VOTRE TÂCHE: D'après le texte sur Africanews, pour quelles raisons Euronews a-t-il choisi d'installer sa chaîne africaine au Congo ? Répondez en une à trois phrases.

TEXTE:
____________
Alors que les classements mondiaux tendent à faire du Congo un espace de matraquage de la liberté de la presse, Euronews décide d’y installer sa voix africaine. Sur les raisons de ce choix, le président du directoire indique que plusieurs critères ont présidé à cette option. « Le premier d’entre eux étant l’indépendance éditoriale et le fait de nous laisser travailler librement, le deuxième étant la position géographique (centrale) du pays, le troisième (...) d’être à côté de la fibre (optique), et le quatrième, la possibilité du pays de nous accueillir », affirme-t-il. Télé Congo, la chaine publique congolaise, est chargée d’accompagner cette mise en place. L’Etat congolais s’est engagé à construire les locaux définitifs de la chaine dans la capitale politique. « Notre projet stratégique est ambitieux. Ce n’est pas simplement une simple fenêtre africaine, produite

par Euronews, mais plutôt un réseau panafricain à part entière, avec des choix éditoriaux faits en Afrique par les Africains pour un public africain », précise Michael Peters. Filiale à 100 % d’Euronews, Africanews est financée par la publicité et la distribution. Elle mise sur les partenariats de coproduction et de développement des bureaux régionaux pour grandir à grande vitesse. Les ressources humaines viennent d’une quinzaine de nationalités africaines. La Camerounaise Nathalie Wakam et la Ghanéenne Veronica Kwabla chapotent la rédaction. Elles travaillent sous la supervision de François Chignac, lequel assume les fonctions de directeur du développement éditorial. Rappelons que le milliardaire égyptien Naguib Sawiris détient la majorité du capital d’Euronews depuis 2015.
____________
[Enregistrements de données]
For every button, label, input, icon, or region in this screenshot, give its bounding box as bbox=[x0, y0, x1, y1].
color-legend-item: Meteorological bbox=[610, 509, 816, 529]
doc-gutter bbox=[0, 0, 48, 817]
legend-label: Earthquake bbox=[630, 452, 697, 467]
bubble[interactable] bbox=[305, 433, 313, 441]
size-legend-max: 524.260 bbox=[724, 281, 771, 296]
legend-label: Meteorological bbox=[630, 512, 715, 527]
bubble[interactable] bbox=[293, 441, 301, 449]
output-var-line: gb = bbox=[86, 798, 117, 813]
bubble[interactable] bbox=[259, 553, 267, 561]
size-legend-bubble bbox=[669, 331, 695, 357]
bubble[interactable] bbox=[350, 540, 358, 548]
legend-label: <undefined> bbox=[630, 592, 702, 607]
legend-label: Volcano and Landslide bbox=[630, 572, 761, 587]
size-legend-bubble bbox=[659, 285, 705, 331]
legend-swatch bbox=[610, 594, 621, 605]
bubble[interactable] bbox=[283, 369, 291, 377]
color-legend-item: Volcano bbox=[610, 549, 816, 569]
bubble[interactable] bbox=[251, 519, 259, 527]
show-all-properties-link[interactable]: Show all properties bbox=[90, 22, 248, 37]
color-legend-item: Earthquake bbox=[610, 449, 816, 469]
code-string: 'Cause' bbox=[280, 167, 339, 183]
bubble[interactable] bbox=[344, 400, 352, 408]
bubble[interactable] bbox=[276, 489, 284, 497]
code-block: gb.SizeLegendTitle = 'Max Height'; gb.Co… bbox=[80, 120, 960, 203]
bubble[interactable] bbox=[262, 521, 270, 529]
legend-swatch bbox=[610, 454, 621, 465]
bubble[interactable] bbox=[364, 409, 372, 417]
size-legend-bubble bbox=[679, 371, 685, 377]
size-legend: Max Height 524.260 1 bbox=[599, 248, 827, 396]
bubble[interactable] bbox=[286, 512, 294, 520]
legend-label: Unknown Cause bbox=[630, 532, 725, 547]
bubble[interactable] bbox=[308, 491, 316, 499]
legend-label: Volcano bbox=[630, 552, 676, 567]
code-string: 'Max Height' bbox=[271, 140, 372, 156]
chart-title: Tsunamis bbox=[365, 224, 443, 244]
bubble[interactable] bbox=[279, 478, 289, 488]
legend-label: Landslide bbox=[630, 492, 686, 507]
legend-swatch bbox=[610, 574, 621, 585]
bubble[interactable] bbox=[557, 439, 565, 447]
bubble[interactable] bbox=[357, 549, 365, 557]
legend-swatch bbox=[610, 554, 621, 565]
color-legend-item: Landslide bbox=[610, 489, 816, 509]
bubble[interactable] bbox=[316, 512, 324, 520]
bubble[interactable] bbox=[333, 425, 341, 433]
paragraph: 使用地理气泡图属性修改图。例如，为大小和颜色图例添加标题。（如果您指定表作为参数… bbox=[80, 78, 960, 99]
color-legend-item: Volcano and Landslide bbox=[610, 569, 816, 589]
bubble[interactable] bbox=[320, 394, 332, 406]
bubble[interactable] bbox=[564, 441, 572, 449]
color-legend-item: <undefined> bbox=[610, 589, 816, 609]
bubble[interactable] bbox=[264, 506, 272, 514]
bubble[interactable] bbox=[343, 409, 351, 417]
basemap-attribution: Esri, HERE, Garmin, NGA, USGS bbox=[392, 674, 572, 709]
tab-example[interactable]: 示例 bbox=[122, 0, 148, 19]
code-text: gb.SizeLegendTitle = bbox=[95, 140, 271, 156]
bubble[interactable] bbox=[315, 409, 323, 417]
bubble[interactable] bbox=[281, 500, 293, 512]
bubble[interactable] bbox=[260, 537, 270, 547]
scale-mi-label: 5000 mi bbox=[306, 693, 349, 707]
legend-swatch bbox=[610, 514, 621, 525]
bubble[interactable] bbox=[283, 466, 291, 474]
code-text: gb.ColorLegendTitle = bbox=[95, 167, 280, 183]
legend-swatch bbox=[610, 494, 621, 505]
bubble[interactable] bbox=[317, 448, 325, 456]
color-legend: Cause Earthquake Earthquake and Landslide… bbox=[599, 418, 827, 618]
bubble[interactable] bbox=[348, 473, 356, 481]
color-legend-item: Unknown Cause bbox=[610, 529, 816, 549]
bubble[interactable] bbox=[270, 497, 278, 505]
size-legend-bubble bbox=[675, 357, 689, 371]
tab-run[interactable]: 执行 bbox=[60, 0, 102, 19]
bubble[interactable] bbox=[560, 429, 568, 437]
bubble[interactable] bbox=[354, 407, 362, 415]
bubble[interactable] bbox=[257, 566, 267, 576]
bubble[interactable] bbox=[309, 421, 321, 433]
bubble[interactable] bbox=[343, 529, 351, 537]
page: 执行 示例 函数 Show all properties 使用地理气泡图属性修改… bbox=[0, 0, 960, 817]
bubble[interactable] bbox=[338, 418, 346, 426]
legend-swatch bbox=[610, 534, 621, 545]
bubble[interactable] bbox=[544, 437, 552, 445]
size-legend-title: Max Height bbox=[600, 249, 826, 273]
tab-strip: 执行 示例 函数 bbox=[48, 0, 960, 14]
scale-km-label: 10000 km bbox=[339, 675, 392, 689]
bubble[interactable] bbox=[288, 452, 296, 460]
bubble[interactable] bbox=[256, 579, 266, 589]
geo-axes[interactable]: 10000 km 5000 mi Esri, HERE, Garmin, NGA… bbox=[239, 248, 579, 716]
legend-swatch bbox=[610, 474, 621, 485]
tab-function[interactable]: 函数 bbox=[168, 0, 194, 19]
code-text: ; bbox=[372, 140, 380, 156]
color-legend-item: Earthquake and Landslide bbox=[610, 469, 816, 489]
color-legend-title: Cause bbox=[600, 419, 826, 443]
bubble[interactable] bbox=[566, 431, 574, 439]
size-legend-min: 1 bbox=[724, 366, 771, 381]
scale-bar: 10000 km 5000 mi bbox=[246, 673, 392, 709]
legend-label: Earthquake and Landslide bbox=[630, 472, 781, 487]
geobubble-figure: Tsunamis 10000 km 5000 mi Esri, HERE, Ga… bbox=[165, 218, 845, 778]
____________
VOTRE RÉPONSE: Le président du directoire cite quatre critères. Le premier est l'indépendance éditoriale et la liberté de travailler. Viennent ensuite la position géographique centrale du pays, la proximité de la fibre optique et la capacité du pays à accueillir la chaîne.